Reproduce the records. Keep every word exact and include no images.

== Data extract ==

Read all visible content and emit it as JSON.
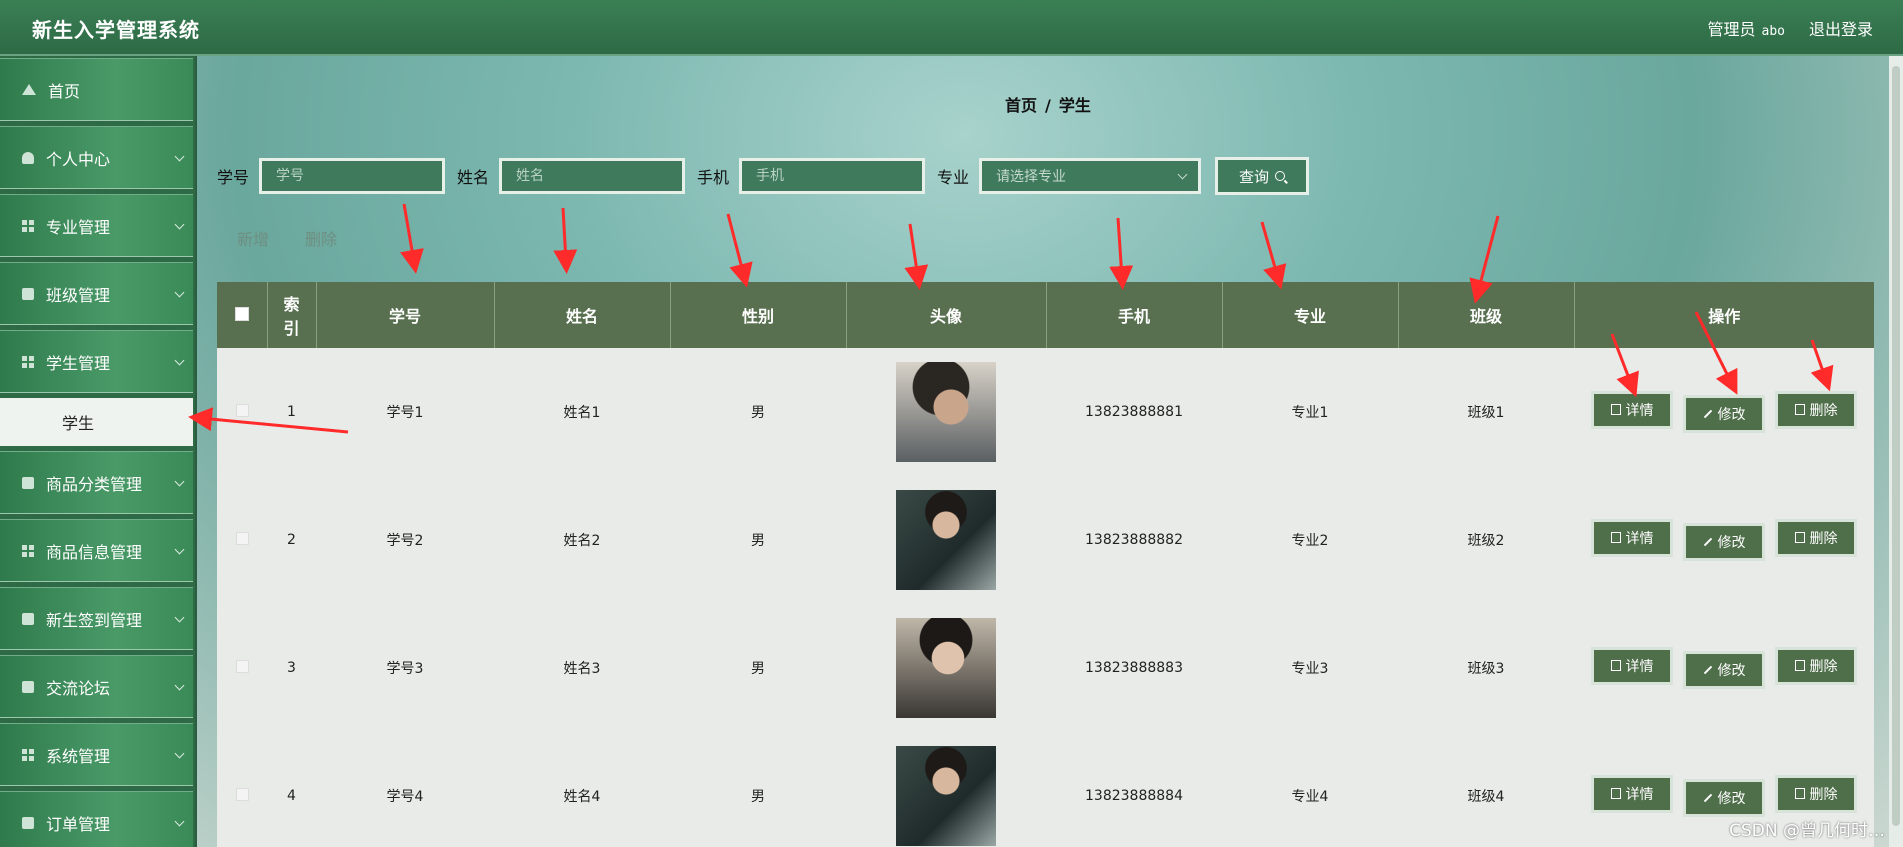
{
  "header": {
    "app_title": "新生入学管理系统",
    "role_label": "管理员",
    "username": "abo",
    "logout_label": "退出登录"
  },
  "sidebar": {
    "items": [
      {
        "label": "首页",
        "icon": "home-icon",
        "expandable": false
      },
      {
        "label": "个人中心",
        "icon": "user-icon",
        "expandable": true
      },
      {
        "label": "专业管理",
        "icon": "grid-icon",
        "expandable": true
      },
      {
        "label": "班级管理",
        "icon": "briefcase-icon",
        "expandable": true
      },
      {
        "label": "学生管理",
        "icon": "grid-icon",
        "expandable": true
      },
      {
        "label": "商品分类管理",
        "icon": "book-icon",
        "expandable": true
      },
      {
        "label": "商品信息管理",
        "icon": "grid-icon",
        "expandable": true
      },
      {
        "label": "新生签到管理",
        "icon": "cup-icon",
        "expandable": true
      },
      {
        "label": "交流论坛",
        "icon": "clipboard-icon",
        "expandable": true
      },
      {
        "label": "系统管理",
        "icon": "grid-icon",
        "expandable": true
      },
      {
        "label": "订单管理",
        "icon": "clipboard-icon",
        "expandable": true
      }
    ],
    "submenu_active": "学生"
  },
  "breadcrumb": {
    "home": "首页",
    "separator": "/",
    "current": "学生"
  },
  "search": {
    "student_id_label": "学号",
    "student_id_placeholder": "学号",
    "name_label": "姓名",
    "name_placeholder": "姓名",
    "phone_label": "手机",
    "phone_placeholder": "手机",
    "major_label": "专业",
    "major_placeholder": "请选择专业",
    "query_label": "查询"
  },
  "actions": {
    "add_label": "新增",
    "delete_label": "删除"
  },
  "table": {
    "headers": {
      "index_line1": "索",
      "index_line2": "引",
      "student_id": "学号",
      "name": "姓名",
      "gender": "性别",
      "avatar": "头像",
      "phone": "手机",
      "major": "专业",
      "class": "班级",
      "operations": "操作"
    },
    "rows": [
      {
        "index": "1",
        "student_id": "学号1",
        "name": "姓名1",
        "gender": "男",
        "phone": "13823888881",
        "major": "专业1",
        "class": "班级1"
      },
      {
        "index": "2",
        "student_id": "学号2",
        "name": "姓名2",
        "gender": "男",
        "phone": "13823888882",
        "major": "专业2",
        "class": "班级2"
      },
      {
        "index": "3",
        "student_id": "学号3",
        "name": "姓名3",
        "gender": "男",
        "phone": "13823888883",
        "major": "专业3",
        "class": "班级3"
      },
      {
        "index": "4",
        "student_id": "学号4",
        "name": "姓名4",
        "gender": "男",
        "phone": "13823888884",
        "major": "专业4",
        "class": "班级4"
      }
    ],
    "op_detail": "详情",
    "op_edit": "修改",
    "op_delete": "删除"
  },
  "watermark": "CSDN @曾几何时…",
  "colors": {
    "header_bg": "#2d6a45",
    "table_header_bg": "#58704f",
    "annotation_arrow": "#ff2a2a"
  }
}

===

Result below —
Read all visible content and emit it as JSON.
{
  "header": {
    "app_title": "新生入学管理系统",
    "role_label": "管理员",
    "username": "abo",
    "logout_label": "退出登录"
  },
  "sidebar": {
    "items": [
      {
        "label": "首页",
        "icon": "home-icon",
        "expandable": false
      },
      {
        "label": "个人中心",
        "icon": "user-icon",
        "expandable": true
      },
      {
        "label": "专业管理",
        "icon": "grid-icon",
        "expandable": true
      },
      {
        "label": "班级管理",
        "icon": "briefcase-icon",
        "expandable": true
      },
      {
        "label": "学生管理",
        "icon": "grid-icon",
        "expandable": true
      },
      {
        "label": "商品分类管理",
        "icon": "book-icon",
        "expandable": true
      },
      {
        "label": "商品信息管理",
        "icon": "grid-icon",
        "expandable": true
      },
      {
        "label": "新生签到管理",
        "icon": "cup-icon",
        "expandable": true
      },
      {
        "label": "交流论坛",
        "icon": "clipboard-icon",
        "expandable": true
      },
      {
        "label": "系统管理",
        "icon": "grid-icon",
        "expandable": true
      },
      {
        "label": "订单管理",
        "icon": "clipboard-icon",
        "expandable": true
      }
    ],
    "submenu_active": "学生"
  },
  "breadcrumb": {
    "home": "首页",
    "separator": "/",
    "current": "学生"
  },
  "search": {
    "student_id_label": "学号",
    "student_id_placeholder": "学号",
    "name_label": "姓名",
    "name_placeholder": "姓名",
    "phone_label": "手机",
    "phone_placeholder": "手机",
    "major_label": "专业",
    "major_placeholder": "请选择专业",
    "query_label": "查询"
  },
  "actions": {
    "add_label": "新增",
    "delete_label": "删除"
  },
  "table": {
    "headers": {
      "index_line1": "索",
      "index_line2": "引",
      "student_id": "学号",
      "name": "姓名",
      "gender": "性别",
      "avatar": "头像",
      "phone": "手机",
      "major": "专业",
      "class": "班级",
      "operations": "操作"
    },
    "rows": [
      {
        "index": "1",
        "student_id": "学号1",
        "name": "姓名1",
        "gender": "男",
        "phone": "13823888881",
        "major": "专业1",
        "class": "班级1"
      },
      {
        "index": "2",
        "student_id": "学号2",
        "name": "姓名2",
        "gender": "男",
        "phone": "13823888882",
        "major": "专业2",
        "class": "班级2"
      },
      {
        "index": "3",
        "student_id": "学号3",
        "name": "姓名3",
        "gender": "男",
        "phone": "13823888883",
        "major": "专业3",
        "class": "班级3"
      },
      {
        "index": "4",
        "student_id": "学号4",
        "name": "姓名4",
        "gender": "男",
        "phone": "13823888884",
        "major": "专业4",
        "class": "班级4"
      }
    ],
    "op_detail": "详情",
    "op_edit": "修改",
    "op_delete": "删除"
  },
  "watermark": "CSDN @曾几何时…",
  "colors": {
    "header_bg": "#2d6a45",
    "table_header_bg": "#58704f",
    "annotation_arrow": "#ff2a2a"
  }
}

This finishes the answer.